Reproduce every line of the records below, character for character, changing nothing.
+ + + + + + +
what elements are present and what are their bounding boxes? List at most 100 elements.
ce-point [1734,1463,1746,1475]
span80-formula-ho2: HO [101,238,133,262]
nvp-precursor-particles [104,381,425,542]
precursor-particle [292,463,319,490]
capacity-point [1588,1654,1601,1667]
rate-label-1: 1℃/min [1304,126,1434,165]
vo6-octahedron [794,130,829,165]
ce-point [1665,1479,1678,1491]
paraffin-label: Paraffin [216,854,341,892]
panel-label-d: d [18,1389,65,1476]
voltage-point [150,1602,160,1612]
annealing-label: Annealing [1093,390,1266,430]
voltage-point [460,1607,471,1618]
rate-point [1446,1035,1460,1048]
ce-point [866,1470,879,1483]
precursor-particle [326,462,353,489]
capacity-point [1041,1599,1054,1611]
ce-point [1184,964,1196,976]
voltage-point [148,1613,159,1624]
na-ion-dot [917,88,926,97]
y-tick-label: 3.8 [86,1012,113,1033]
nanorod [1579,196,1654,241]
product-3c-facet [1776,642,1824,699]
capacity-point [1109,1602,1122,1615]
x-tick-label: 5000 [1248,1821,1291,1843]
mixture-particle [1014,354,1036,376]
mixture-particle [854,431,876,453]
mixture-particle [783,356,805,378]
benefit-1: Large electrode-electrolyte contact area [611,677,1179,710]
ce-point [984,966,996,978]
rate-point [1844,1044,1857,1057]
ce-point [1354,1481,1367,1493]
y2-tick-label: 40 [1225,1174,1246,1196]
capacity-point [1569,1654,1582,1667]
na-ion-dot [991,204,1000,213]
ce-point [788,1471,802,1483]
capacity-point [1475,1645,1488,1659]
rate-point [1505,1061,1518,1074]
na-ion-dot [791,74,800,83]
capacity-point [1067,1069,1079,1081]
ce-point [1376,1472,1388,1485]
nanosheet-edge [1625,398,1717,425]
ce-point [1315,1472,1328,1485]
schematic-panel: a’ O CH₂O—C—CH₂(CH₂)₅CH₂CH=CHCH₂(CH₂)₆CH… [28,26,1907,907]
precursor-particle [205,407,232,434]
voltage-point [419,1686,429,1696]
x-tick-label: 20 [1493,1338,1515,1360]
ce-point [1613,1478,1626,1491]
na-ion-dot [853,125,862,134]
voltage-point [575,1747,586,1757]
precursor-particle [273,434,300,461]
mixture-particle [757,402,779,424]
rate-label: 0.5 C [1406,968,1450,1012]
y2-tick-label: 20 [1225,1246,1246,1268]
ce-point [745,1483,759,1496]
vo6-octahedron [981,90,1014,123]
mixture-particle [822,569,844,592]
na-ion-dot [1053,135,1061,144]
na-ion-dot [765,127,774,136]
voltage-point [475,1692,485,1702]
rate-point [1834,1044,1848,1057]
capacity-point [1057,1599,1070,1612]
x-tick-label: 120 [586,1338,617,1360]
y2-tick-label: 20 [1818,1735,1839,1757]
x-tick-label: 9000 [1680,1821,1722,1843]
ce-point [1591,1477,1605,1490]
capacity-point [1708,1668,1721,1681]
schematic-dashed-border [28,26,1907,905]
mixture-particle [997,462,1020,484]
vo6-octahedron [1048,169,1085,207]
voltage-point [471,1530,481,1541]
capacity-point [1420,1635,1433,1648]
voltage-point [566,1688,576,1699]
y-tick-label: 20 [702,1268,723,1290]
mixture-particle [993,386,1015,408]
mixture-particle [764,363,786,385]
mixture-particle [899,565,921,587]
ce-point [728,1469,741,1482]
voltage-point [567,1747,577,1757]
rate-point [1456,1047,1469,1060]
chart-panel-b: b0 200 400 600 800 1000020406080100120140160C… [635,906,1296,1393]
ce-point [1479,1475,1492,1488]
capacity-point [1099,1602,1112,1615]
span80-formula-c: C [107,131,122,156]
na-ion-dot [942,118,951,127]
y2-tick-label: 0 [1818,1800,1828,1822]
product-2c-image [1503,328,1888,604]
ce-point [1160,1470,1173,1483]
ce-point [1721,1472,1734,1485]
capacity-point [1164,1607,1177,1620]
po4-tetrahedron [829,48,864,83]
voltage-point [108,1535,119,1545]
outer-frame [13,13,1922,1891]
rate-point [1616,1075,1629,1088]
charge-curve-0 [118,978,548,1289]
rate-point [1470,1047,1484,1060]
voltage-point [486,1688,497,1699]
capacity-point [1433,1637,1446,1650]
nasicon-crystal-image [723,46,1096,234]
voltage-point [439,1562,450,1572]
+ + + + + + +
◆ Final result ◆
what elements are present and what are their bounding boxes? List at most 100 elements.
ce-point [1734,1463,1746,1475]
span80-formula-ho2: HO [101,238,133,262]
nvp-precursor-particles [104,381,425,542]
precursor-particle [292,463,319,490]
capacity-point [1588,1654,1601,1667]
rate-label-1: 1℃/min [1304,126,1434,165]
vo6-octahedron [794,130,829,165]
ce-point [1665,1479,1678,1491]
paraffin-label: Paraffin [216,854,341,892]
panel-label-d: d [18,1389,65,1476]
voltage-point [150,1602,160,1612]
annealing-label: Annealing [1093,390,1266,430]
voltage-point [460,1607,471,1618]
rate-point [1446,1035,1460,1048]
ce-point [866,1470,879,1483]
precursor-particle [326,462,353,489]
capacity-point [1041,1599,1054,1611]
ce-point [1184,964,1196,976]
voltage-point [148,1613,159,1624]
na-ion-dot [917,88,926,97]
y-tick-label: 3.8 [86,1012,113,1033]
nanorod [1579,196,1654,241]
product-3c-facet [1776,642,1824,699]
capacity-point [1109,1602,1122,1615]
x-tick-label: 5000 [1248,1821,1291,1843]
mixture-particle [1014,354,1036,376]
mixture-particle [854,431,876,453]
mixture-particle [783,356,805,378]
benefit-1: Large electrode-electrolyte contact area [611,677,1179,710]
ce-point [984,966,996,978]
rate-point [1844,1044,1857,1057]
ce-point [1354,1481,1367,1493]
y2-tick-label: 40 [1225,1174,1246,1196]
capacity-point [1569,1654,1582,1667]
na-ion-dot [991,204,1000,213]
ce-point [788,1471,802,1483]
capacity-point [1475,1645,1488,1659]
rate-point [1505,1061,1518,1074]
na-ion-dot [791,74,800,83]
capacity-point [1067,1069,1079,1081]
ce-point [1376,1472,1388,1485]
nanosheet-edge [1625,398,1717,425]
ce-point [1315,1472,1328,1485]
schematic-panel: a’ O CH₂O—C—CH₂(CH₂)₅CH₂CH=CHCH₂(CH₂)₆CH… [28,26,1907,907]
precursor-particle [205,407,232,434]
voltage-point [419,1686,429,1696]
x-tick-label: 20 [1493,1338,1515,1360]
ce-point [1613,1478,1626,1491]
na-ion-dot [853,125,862,134]
voltage-point [575,1747,586,1757]
precursor-particle [273,434,300,461]
mixture-particle [757,402,779,424]
rate-label: 0.5 C [1406,968,1450,1012]
y2-tick-label: 20 [1225,1246,1246,1268]
ce-point [745,1483,759,1496]
vo6-octahedron [981,90,1014,123]
mixture-particle [822,569,844,592]
na-ion-dot [1053,135,1061,144]
na-ion-dot [765,127,774,136]
voltage-point [475,1692,485,1702]
rate-point [1834,1044,1848,1057]
capacity-point [1057,1599,1070,1612]
x-tick-label: 120 [586,1338,617,1360]
y2-tick-label: 20 [1818,1735,1839,1757]
x-tick-label: 9000 [1680,1821,1722,1843]
ce-point [1591,1477,1605,1490]
capacity-point [1708,1668,1721,1681]
schematic-dashed-border [28,26,1907,905]
mixture-particle [997,462,1020,484]
vo6-octahedron [1048,169,1085,207]
voltage-point [471,1530,481,1541]
capacity-point [1420,1635,1433,1648]
voltage-point [566,1688,576,1699]
y-tick-label: 20 [702,1268,723,1290]
mixture-particle [993,386,1015,408]
mixture-particle [764,363,786,385]
mixture-particle [899,565,921,587]
ce-point [728,1469,741,1482]
voltage-point [567,1747,577,1757]
rate-point [1456,1047,1469,1060]
chart-panel-b: b0 200 400 600 800 1000020406080100120140160C… [635,906,1296,1393]
ce-point [1479,1475,1492,1488]
capacity-point [1099,1602,1112,1615]
span80-formula-c: C [107,131,122,156]
na-ion-dot [942,118,951,127]
y2-tick-label: 0 [1818,1800,1828,1822]
product-2c-image [1503,328,1888,604]
ce-point [1160,1470,1173,1483]
ce-point [1721,1472,1734,1485]
capacity-point [1164,1607,1177,1620]
po4-tetrahedron [829,48,864,83]
voltage-point [108,1535,119,1545]
outer-frame [13,13,1922,1891]
rate-point [1616,1075,1629,1088]
charge-curve-0 [118,978,548,1289]
rate-point [1470,1047,1484,1060]
voltage-point [486,1688,497,1699]
capacity-point [1433,1637,1446,1650]
nasicon-crystal-image [723,46,1096,234]
voltage-point [439,1562,450,1572]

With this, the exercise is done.